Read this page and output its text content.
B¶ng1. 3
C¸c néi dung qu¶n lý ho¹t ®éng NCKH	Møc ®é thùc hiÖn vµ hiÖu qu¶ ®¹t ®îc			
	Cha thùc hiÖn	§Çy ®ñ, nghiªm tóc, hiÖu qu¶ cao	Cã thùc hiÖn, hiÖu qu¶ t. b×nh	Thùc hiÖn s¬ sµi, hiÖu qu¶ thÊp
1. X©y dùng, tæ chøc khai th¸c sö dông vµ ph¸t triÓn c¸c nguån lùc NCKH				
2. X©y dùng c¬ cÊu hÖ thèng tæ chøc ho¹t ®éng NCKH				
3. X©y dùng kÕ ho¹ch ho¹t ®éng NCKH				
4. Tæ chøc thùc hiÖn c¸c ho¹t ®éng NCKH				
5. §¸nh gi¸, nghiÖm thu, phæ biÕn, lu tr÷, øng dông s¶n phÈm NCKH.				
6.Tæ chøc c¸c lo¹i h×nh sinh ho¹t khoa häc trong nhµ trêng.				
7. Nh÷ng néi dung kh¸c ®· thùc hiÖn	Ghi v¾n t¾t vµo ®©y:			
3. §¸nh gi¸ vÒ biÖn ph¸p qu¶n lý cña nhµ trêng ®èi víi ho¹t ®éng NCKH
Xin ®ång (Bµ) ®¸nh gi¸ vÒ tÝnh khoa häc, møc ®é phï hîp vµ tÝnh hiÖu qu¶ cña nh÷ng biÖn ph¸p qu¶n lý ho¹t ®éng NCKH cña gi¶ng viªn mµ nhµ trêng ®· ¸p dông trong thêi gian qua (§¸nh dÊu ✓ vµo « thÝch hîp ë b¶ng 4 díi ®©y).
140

▸ **TASK PROMPT**: Search the lines for the string "chøc" and copy every line that has it.

▸ **SOLVED EXERCISE**:
1. X©y dùng, tæ chøc khai th¸c sö dông vµ ph¸t triÓn c¸c nguån lùc NCKH				
2. X©y dùng c¬ cÊu hÖ thèng tæ chøc ho¹t ®éng NCKH				
4. Tæ chøc thùc hiÖn c¸c ho¹t ®éng NCKH				
6.Tæ chøc c¸c lo¹i h×nh sinh ho¹t khoa häc trong nhµ trêng.				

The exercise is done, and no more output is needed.